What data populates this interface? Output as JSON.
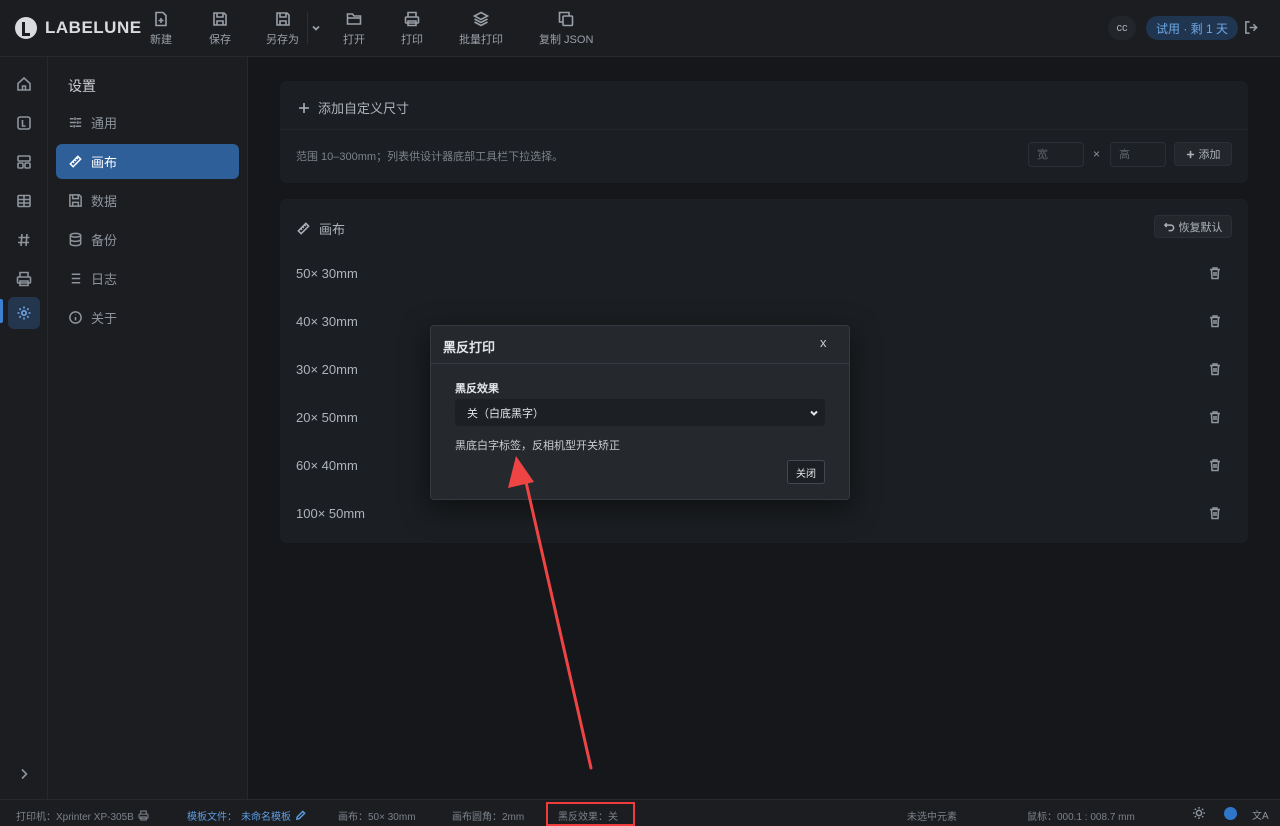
{
  "app": {
    "logo_text": "LABELUNE"
  },
  "toolbar": {
    "new": "新建",
    "save": "保存",
    "save_as": "另存为",
    "open": "打开",
    "print": "打印",
    "batch_print": "批量打印",
    "copy_json": "复制 JSON"
  },
  "header": {
    "user": "cc",
    "trial": "试用 · 剩 1 天"
  },
  "sidebar": {
    "title": "设置",
    "items": [
      {
        "label": "通用",
        "icon": "sliders-icon"
      },
      {
        "label": "画布",
        "icon": "ruler-icon",
        "active": true
      },
      {
        "label": "数据",
        "icon": "save-icon"
      },
      {
        "label": "备份",
        "icon": "database-icon"
      },
      {
        "label": "日志",
        "icon": "list-icon"
      },
      {
        "label": "关于",
        "icon": "info-icon"
      }
    ]
  },
  "add_size": {
    "title": "添加自定义尺寸",
    "hint": "范围 10–300mm；列表供设计器底部工具栏下拉选择。",
    "width_placeholder": "宽",
    "height_placeholder": "高",
    "times": "×",
    "add_button": "添加"
  },
  "canvas_section": {
    "title": "画布",
    "reset_button": "恢复默认",
    "sizes": [
      "50× 30mm",
      "40× 30mm",
      "30× 20mm",
      "20× 50mm",
      "60× 40mm",
      "100× 50mm"
    ]
  },
  "modal": {
    "title": "黑反打印",
    "close": "x",
    "field_label": "黑反效果",
    "select_value": "关（白底黑字）",
    "note": "黑底白字标签，反相机型开关矫正",
    "close_button": "关闭"
  },
  "status": {
    "printer": "打印机：Xprinter XP-305B",
    "template_label": "模板文件：",
    "template_name": "未命名模板",
    "canvas": "画布：50× 30mm",
    "corner": "画布圆角：2mm",
    "inverse": "黑反效果：关",
    "selection": "未选中元素",
    "cursor": "鼠标：000.1 : 008.7 mm",
    "lang": "文A"
  },
  "colors": {
    "accent": "#2f5f99",
    "annotation": "#ef3b3b",
    "link": "#5b9be0"
  }
}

*-*-*

• Written instruction: Reproduce the material in full, word for word, and omit the pictures.

• Written response:
What data populates this interface? Output as JSON.
{
  "app": {
    "logo_text": "LABELUNE"
  },
  "toolbar": {
    "new": "新建",
    "save": "保存",
    "save_as": "另存为",
    "open": "打开",
    "print": "打印",
    "batch_print": "批量打印",
    "copy_json": "复制 JSON"
  },
  "header": {
    "user": "cc",
    "trial": "试用 · 剩 1 天"
  },
  "sidebar": {
    "title": "设置",
    "items": [
      {
        "label": "通用",
        "icon": "sliders-icon"
      },
      {
        "label": "画布",
        "icon": "ruler-icon",
        "active": true
      },
      {
        "label": "数据",
        "icon": "save-icon"
      },
      {
        "label": "备份",
        "icon": "database-icon"
      },
      {
        "label": "日志",
        "icon": "list-icon"
      },
      {
        "label": "关于",
        "icon": "info-icon"
      }
    ]
  },
  "add_size": {
    "title": "添加自定义尺寸",
    "hint": "范围 10–300mm；列表供设计器底部工具栏下拉选择。",
    "width_placeholder": "宽",
    "height_placeholder": "高",
    "times": "×",
    "add_button": "添加"
  },
  "canvas_section": {
    "title": "画布",
    "reset_button": "恢复默认",
    "sizes": [
      "50× 30mm",
      "40× 30mm",
      "30× 20mm",
      "20× 50mm",
      "60× 40mm",
      "100× 50mm"
    ]
  },
  "modal": {
    "title": "黑反打印",
    "close": "x",
    "field_label": "黑反效果",
    "select_value": "关（白底黑字）",
    "note": "黑底白字标签，反相机型开关矫正",
    "close_button": "关闭"
  },
  "status": {
    "printer": "打印机：Xprinter XP-305B",
    "template_label": "模板文件：",
    "template_name": "未命名模板",
    "canvas": "画布：50× 30mm",
    "corner": "画布圆角：2mm",
    "inverse": "黑反效果：关",
    "selection": "未选中元素",
    "cursor": "鼠标：000.1 : 008.7 mm",
    "lang": "文A"
  },
  "colors": {
    "accent": "#2f5f99",
    "annotation": "#ef3b3b",
    "link": "#5b9be0"
  }
}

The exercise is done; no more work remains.